### Given request
Reproduce every line of the records below verbatim, leaving out the pictures.

_ _ _ _ _ _ _

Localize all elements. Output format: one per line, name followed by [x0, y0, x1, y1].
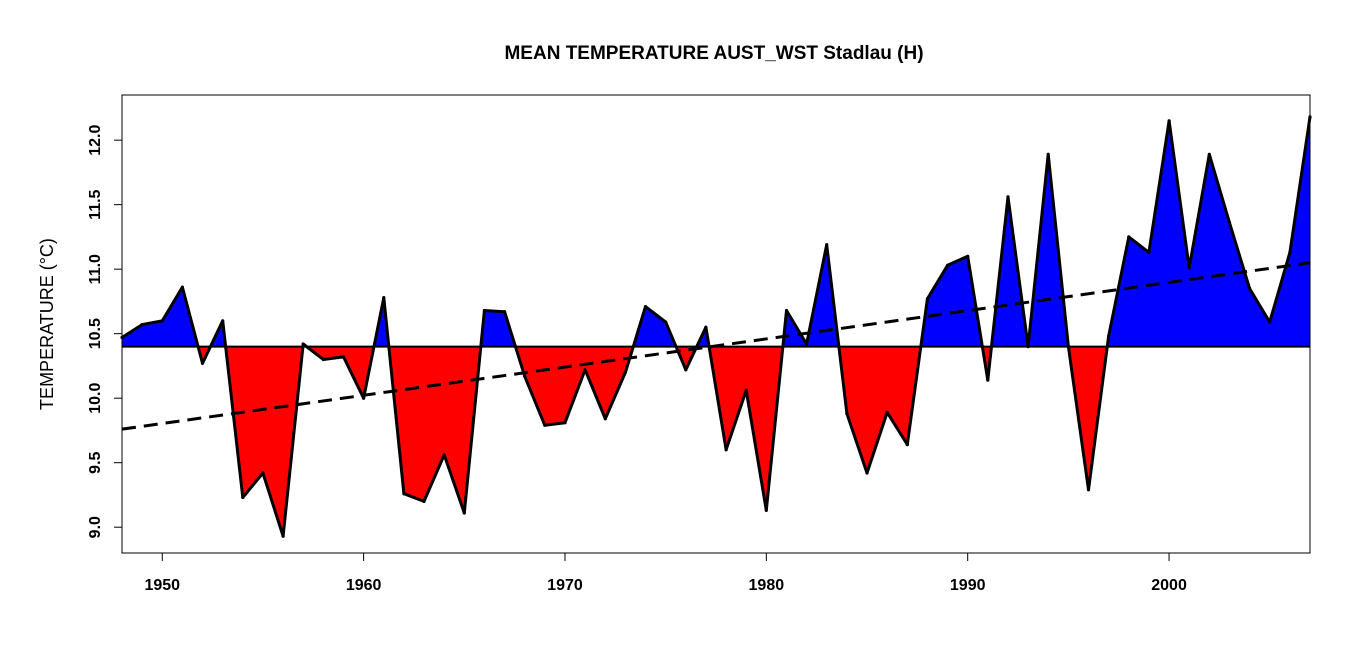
data-point [281, 534, 285, 538]
area-below-baseline [1068, 346, 1108, 490]
data-point [523, 374, 527, 378]
y-axis: 9.0 9.5 10.0 10.5 11.0 11.5 12.0 [87, 125, 122, 538]
data-point [825, 243, 829, 247]
data-point [1207, 152, 1211, 156]
data-point [402, 492, 406, 496]
trend-line [121, 261, 1311, 431]
data-point [362, 396, 366, 400]
data-point [925, 297, 930, 301]
data-point [503, 310, 507, 314]
data-point [442, 453, 446, 457]
y-tick-label: 11.5 [87, 189, 104, 219]
x-tick-label: 2000 [1151, 577, 1187, 594]
data-point [966, 254, 970, 258]
data-point [1288, 250, 1292, 254]
y-tick-label: 11.0 [87, 254, 104, 284]
data-point [724, 448, 728, 452]
y-axis-label: TEMPERATURE (°C) [37, 238, 57, 410]
data-point [1086, 488, 1091, 492]
data-point [1046, 152, 1050, 156]
data-point [462, 511, 466, 515]
data-point [1066, 345, 1070, 349]
temperature-line [121, 116, 1312, 538]
data-point [986, 378, 990, 382]
x-tick-label: 1960 [346, 577, 382, 594]
data-point [1107, 334, 1111, 338]
data-point [885, 410, 889, 414]
data-point [784, 308, 789, 313]
data-point [422, 499, 426, 503]
y-tick-label: 9.5 [87, 451, 104, 473]
x-tick-label: 1950 [144, 577, 180, 594]
data-point [241, 495, 245, 500]
data-point [603, 417, 607, 421]
data-point [744, 388, 748, 392]
plot-area [120, 94, 1312, 554]
data-point [946, 263, 950, 267]
data-point [200, 361, 205, 365]
data-point [583, 368, 587, 372]
data-point [684, 368, 688, 372]
area-above-baseline [1107, 116, 1310, 347]
data-point [1006, 195, 1010, 199]
x-tick-label: 1990 [950, 577, 986, 594]
x-tick-label: 1980 [749, 577, 785, 594]
x-tick-label: 1970 [547, 577, 583, 594]
data-point [160, 319, 164, 323]
data-point [321, 357, 325, 362]
data-point [140, 323, 144, 327]
y-tick-label: 12.0 [87, 125, 104, 156]
data-point [301, 342, 305, 346]
area-below-baseline [515, 346, 634, 426]
data-point [482, 308, 486, 313]
area-below-baseline [709, 346, 783, 511]
x-axis: 1950 1960 1970 1980 1990 2000 [144, 553, 1187, 594]
data-point [805, 342, 809, 346]
plot-frame [121, 94, 1311, 554]
area-below-baseline [676, 346, 697, 370]
area-below-baseline [838, 346, 921, 473]
data-point [1187, 266, 1191, 270]
data-point [623, 370, 628, 374]
area-below-baseline [225, 346, 303, 537]
y-tick-label: 10.5 [87, 318, 104, 349]
data-point [764, 508, 768, 512]
data-point [905, 443, 909, 447]
data-point [1167, 119, 1171, 123]
y-tick-label: 9.0 [87, 516, 104, 538]
data-point [1026, 345, 1030, 349]
data-point [543, 423, 547, 427]
data-point [704, 325, 708, 329]
area-above-baseline [920, 256, 983, 347]
data-point [664, 320, 668, 324]
data-point [180, 285, 184, 289]
data-point [643, 305, 648, 309]
data-point [1268, 320, 1272, 324]
data-point [1127, 235, 1131, 239]
area-above-baseline [782, 244, 839, 347]
chart-title: MEAN TEMPERATURE AUST_WST Stadlau (H) [504, 43, 923, 64]
data-point [1147, 250, 1151, 254]
data-point [382, 296, 386, 300]
data-point [563, 421, 567, 425]
area-above-baseline [122, 287, 199, 347]
data-point [221, 319, 225, 323]
data-point [1227, 221, 1232, 225]
area-below-baseline [306, 346, 374, 399]
data-point [1248, 286, 1252, 291]
data-point [865, 471, 869, 475]
data-point [261, 471, 265, 475]
y-tick-label: 10.0 [87, 383, 104, 414]
data-point [845, 412, 849, 416]
data-point [341, 355, 346, 359]
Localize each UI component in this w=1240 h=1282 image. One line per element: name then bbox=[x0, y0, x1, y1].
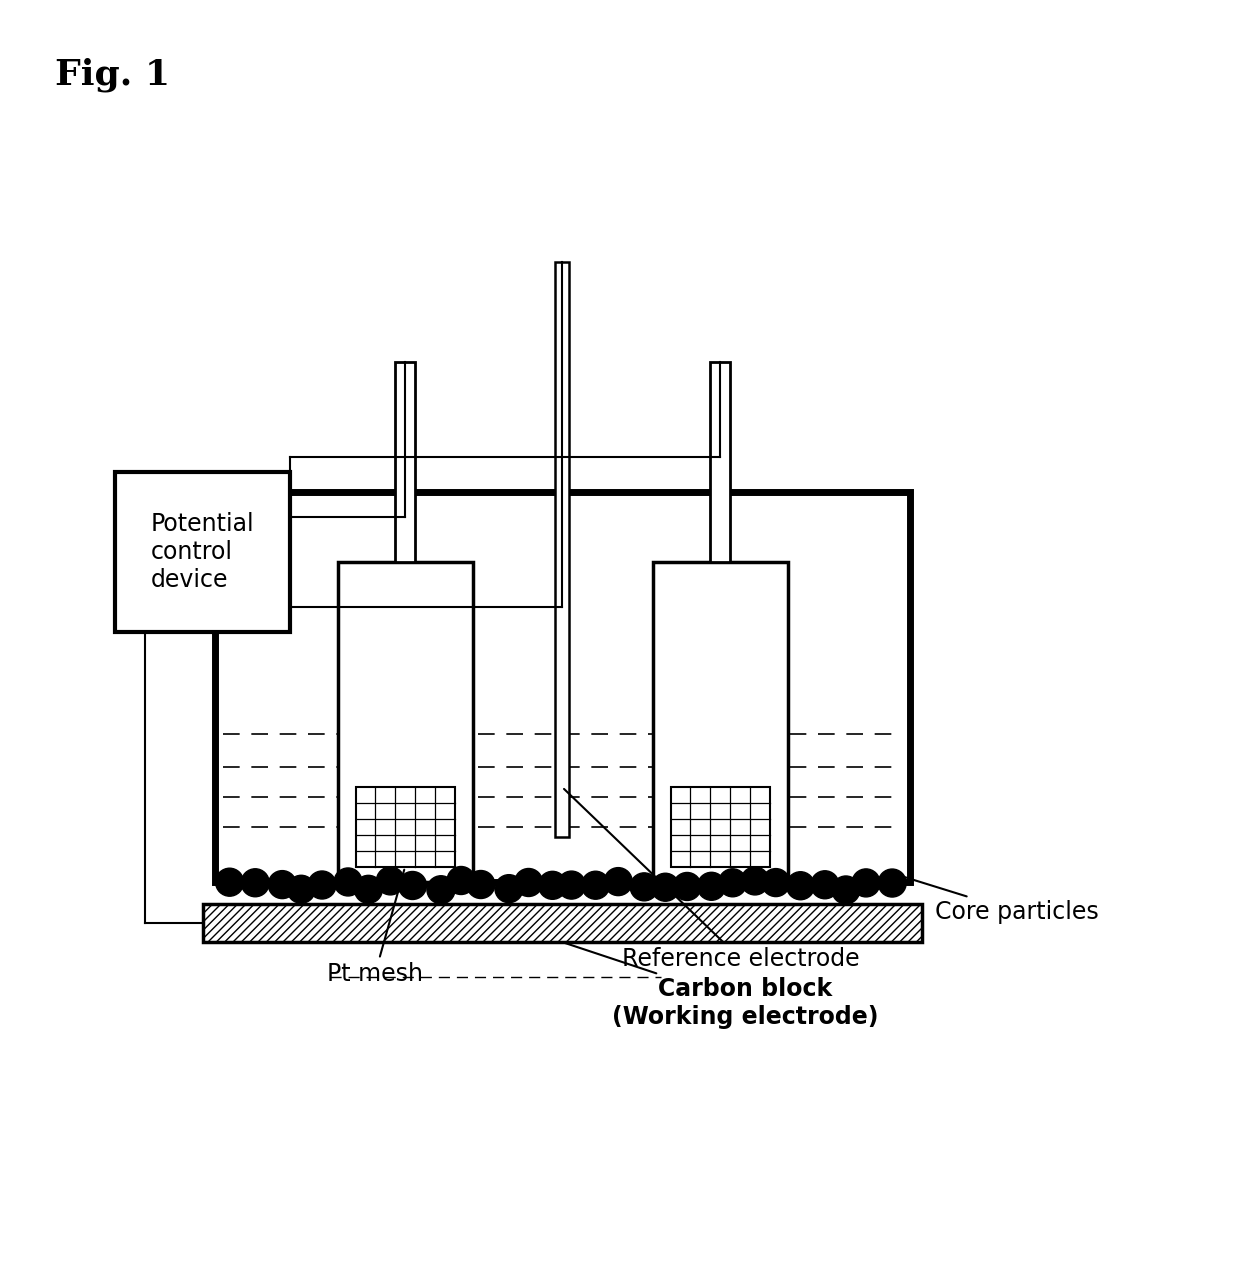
Circle shape bbox=[268, 870, 296, 899]
Circle shape bbox=[832, 876, 859, 904]
Text: Potential
control
device: Potential control device bbox=[151, 513, 254, 592]
Circle shape bbox=[377, 867, 404, 895]
Circle shape bbox=[742, 867, 769, 895]
Circle shape bbox=[630, 873, 658, 901]
Circle shape bbox=[852, 869, 880, 897]
Text: Fig. 1: Fig. 1 bbox=[55, 56, 170, 91]
Text: Carbon block
(Working electrode): Carbon block (Working electrode) bbox=[564, 942, 878, 1028]
Bar bbox=[556, 262, 569, 837]
Circle shape bbox=[334, 868, 362, 896]
Circle shape bbox=[355, 876, 382, 904]
Bar bbox=[652, 562, 787, 882]
Circle shape bbox=[515, 868, 543, 896]
Bar bbox=[356, 787, 455, 867]
Text: Pt mesh: Pt mesh bbox=[327, 869, 423, 986]
Bar bbox=[115, 472, 290, 632]
Circle shape bbox=[288, 876, 315, 904]
Circle shape bbox=[495, 874, 523, 903]
Bar bbox=[711, 362, 730, 562]
Circle shape bbox=[673, 873, 701, 900]
Circle shape bbox=[761, 869, 790, 896]
Bar bbox=[671, 787, 770, 867]
Bar bbox=[215, 492, 910, 882]
Circle shape bbox=[308, 870, 336, 899]
Circle shape bbox=[651, 873, 680, 901]
Circle shape bbox=[697, 872, 725, 900]
Circle shape bbox=[558, 870, 585, 899]
Circle shape bbox=[427, 876, 455, 904]
Circle shape bbox=[466, 870, 495, 899]
Text: Core particles: Core particles bbox=[888, 872, 1099, 924]
Circle shape bbox=[811, 870, 839, 899]
Text: Reference electrode: Reference electrode bbox=[564, 788, 859, 970]
Circle shape bbox=[538, 872, 567, 899]
Circle shape bbox=[786, 872, 815, 900]
Circle shape bbox=[878, 869, 906, 897]
Bar bbox=[396, 362, 415, 562]
Circle shape bbox=[604, 868, 632, 896]
Circle shape bbox=[582, 872, 610, 899]
Circle shape bbox=[398, 872, 427, 900]
Circle shape bbox=[719, 869, 746, 897]
Circle shape bbox=[216, 868, 243, 896]
Bar bbox=[337, 562, 472, 882]
Bar bbox=[203, 904, 923, 942]
Circle shape bbox=[242, 869, 269, 897]
Circle shape bbox=[448, 867, 475, 895]
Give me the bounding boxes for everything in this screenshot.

_ _ _ _ _ _ _

### Full response
Localize all elements. Output format: one per line, name followed by [x0, y0, x1, y1].
data-point [281, 534, 285, 538]
area-below-baseline [1068, 346, 1108, 490]
data-point [523, 374, 527, 378]
y-axis: 9.0 9.5 10.0 10.5 11.0 11.5 12.0 [87, 125, 122, 538]
data-point [825, 243, 829, 247]
data-point [1207, 152, 1211, 156]
data-point [402, 492, 406, 496]
trend-line [121, 261, 1311, 431]
data-point [362, 396, 366, 400]
data-point [925, 297, 930, 301]
data-point [503, 310, 507, 314]
data-point [442, 453, 446, 457]
y-tick-label: 11.5 [87, 189, 104, 219]
x-tick-label: 2000 [1151, 577, 1187, 594]
data-point [966, 254, 970, 258]
data-point [1288, 250, 1292, 254]
y-tick-label: 11.0 [87, 254, 104, 284]
data-point [724, 448, 728, 452]
y-axis-label: TEMPERATURE (°C) [37, 238, 57, 410]
data-point [1086, 488, 1091, 492]
data-point [1046, 152, 1050, 156]
data-point [462, 511, 466, 515]
data-point [1066, 345, 1070, 349]
temperature-line [121, 116, 1312, 538]
data-point [986, 378, 990, 382]
x-tick-label: 1960 [346, 577, 382, 594]
data-point [1107, 334, 1111, 338]
data-point [885, 410, 889, 414]
data-point [784, 308, 789, 313]
data-point [422, 499, 426, 503]
y-tick-label: 9.5 [87, 451, 104, 473]
x-tick-label: 1950 [144, 577, 180, 594]
data-point [241, 495, 245, 500]
data-point [603, 417, 607, 421]
data-point [744, 388, 748, 392]
plot-area [120, 94, 1312, 554]
data-point [946, 263, 950, 267]
data-point [200, 361, 205, 365]
data-point [583, 368, 587, 372]
data-point [684, 368, 688, 372]
area-above-baseline [1107, 116, 1310, 347]
data-point [1006, 195, 1010, 199]
x-tick-label: 1990 [950, 577, 986, 594]
x-tick-label: 1980 [749, 577, 785, 594]
x-tick-label: 1970 [547, 577, 583, 594]
data-point [160, 319, 164, 323]
data-point [321, 357, 325, 362]
data-point [140, 323, 144, 327]
y-tick-label: 12.0 [87, 125, 104, 156]
data-point [301, 342, 305, 346]
area-below-baseline [515, 346, 634, 426]
data-point [482, 308, 486, 313]
area-below-baseline [709, 346, 783, 511]
x-axis: 1950 1960 1970 1980 1990 2000 [144, 553, 1187, 594]
data-point [805, 342, 809, 346]
plot-frame [121, 94, 1311, 554]
area-below-baseline [676, 346, 697, 370]
area-below-baseline [838, 346, 921, 473]
data-point [1187, 266, 1191, 270]
data-point [623, 370, 628, 374]
area-below-baseline [225, 346, 303, 537]
y-tick-label: 10.5 [87, 318, 104, 349]
data-point [764, 508, 768, 512]
data-point [905, 443, 909, 447]
data-point [1167, 119, 1171, 123]
y-tick-label: 9.0 [87, 516, 104, 538]
data-point [1026, 345, 1030, 349]
data-point [543, 423, 547, 427]
data-point [704, 325, 708, 329]
area-above-baseline [920, 256, 983, 347]
data-point [664, 320, 668, 324]
data-point [180, 285, 184, 289]
data-point [643, 305, 648, 309]
data-point [1268, 320, 1272, 324]
data-point [1127, 235, 1131, 239]
area-above-baseline [782, 244, 839, 347]
chart-title: MEAN TEMPERATURE AUST_WST Stadlau (H) [504, 43, 923, 64]
data-point [1147, 250, 1151, 254]
data-point [382, 296, 386, 300]
data-point [563, 421, 567, 425]
area-above-baseline [122, 287, 199, 347]
data-point [221, 319, 225, 323]
data-point [1227, 221, 1232, 225]
area-below-baseline [306, 346, 374, 399]
data-point [1248, 286, 1252, 291]
data-point [865, 471, 869, 475]
data-point [261, 471, 265, 475]
y-tick-label: 10.0 [87, 383, 104, 414]
data-point [845, 412, 849, 416]
data-point [341, 355, 346, 359]
Localize each UI component in this w=1240 h=1282 image. One line per element: name then bbox=[x0, y0, x1, y1].
Circle shape bbox=[268, 870, 296, 899]
Circle shape bbox=[832, 876, 859, 904]
Text: Potential
control
device: Potential control device bbox=[151, 513, 254, 592]
Circle shape bbox=[377, 867, 404, 895]
Circle shape bbox=[742, 867, 769, 895]
Circle shape bbox=[630, 873, 658, 901]
Circle shape bbox=[852, 869, 880, 897]
Text: Fig. 1: Fig. 1 bbox=[55, 56, 170, 91]
Text: Carbon block
(Working electrode): Carbon block (Working electrode) bbox=[564, 942, 878, 1028]
Bar bbox=[556, 262, 569, 837]
Circle shape bbox=[334, 868, 362, 896]
Circle shape bbox=[355, 876, 382, 904]
Bar bbox=[652, 562, 787, 882]
Circle shape bbox=[515, 868, 543, 896]
Bar bbox=[356, 787, 455, 867]
Text: Pt mesh: Pt mesh bbox=[327, 869, 423, 986]
Bar bbox=[115, 472, 290, 632]
Circle shape bbox=[288, 876, 315, 904]
Circle shape bbox=[495, 874, 523, 903]
Bar bbox=[711, 362, 730, 562]
Circle shape bbox=[673, 873, 701, 900]
Circle shape bbox=[761, 869, 790, 896]
Bar bbox=[671, 787, 770, 867]
Bar bbox=[215, 492, 910, 882]
Circle shape bbox=[308, 870, 336, 899]
Circle shape bbox=[651, 873, 680, 901]
Circle shape bbox=[697, 872, 725, 900]
Circle shape bbox=[558, 870, 585, 899]
Circle shape bbox=[427, 876, 455, 904]
Circle shape bbox=[466, 870, 495, 899]
Text: Core particles: Core particles bbox=[888, 872, 1099, 924]
Circle shape bbox=[811, 870, 839, 899]
Text: Reference electrode: Reference electrode bbox=[564, 788, 859, 970]
Circle shape bbox=[538, 872, 567, 899]
Circle shape bbox=[786, 872, 815, 900]
Circle shape bbox=[878, 869, 906, 897]
Bar bbox=[396, 362, 415, 562]
Circle shape bbox=[604, 868, 632, 896]
Circle shape bbox=[582, 872, 610, 899]
Circle shape bbox=[398, 872, 427, 900]
Circle shape bbox=[719, 869, 746, 897]
Circle shape bbox=[216, 868, 243, 896]
Bar bbox=[337, 562, 472, 882]
Bar bbox=[203, 904, 923, 942]
Circle shape bbox=[242, 869, 269, 897]
Circle shape bbox=[448, 867, 475, 895]
Give me the bounding boxes for everything in this screenshot.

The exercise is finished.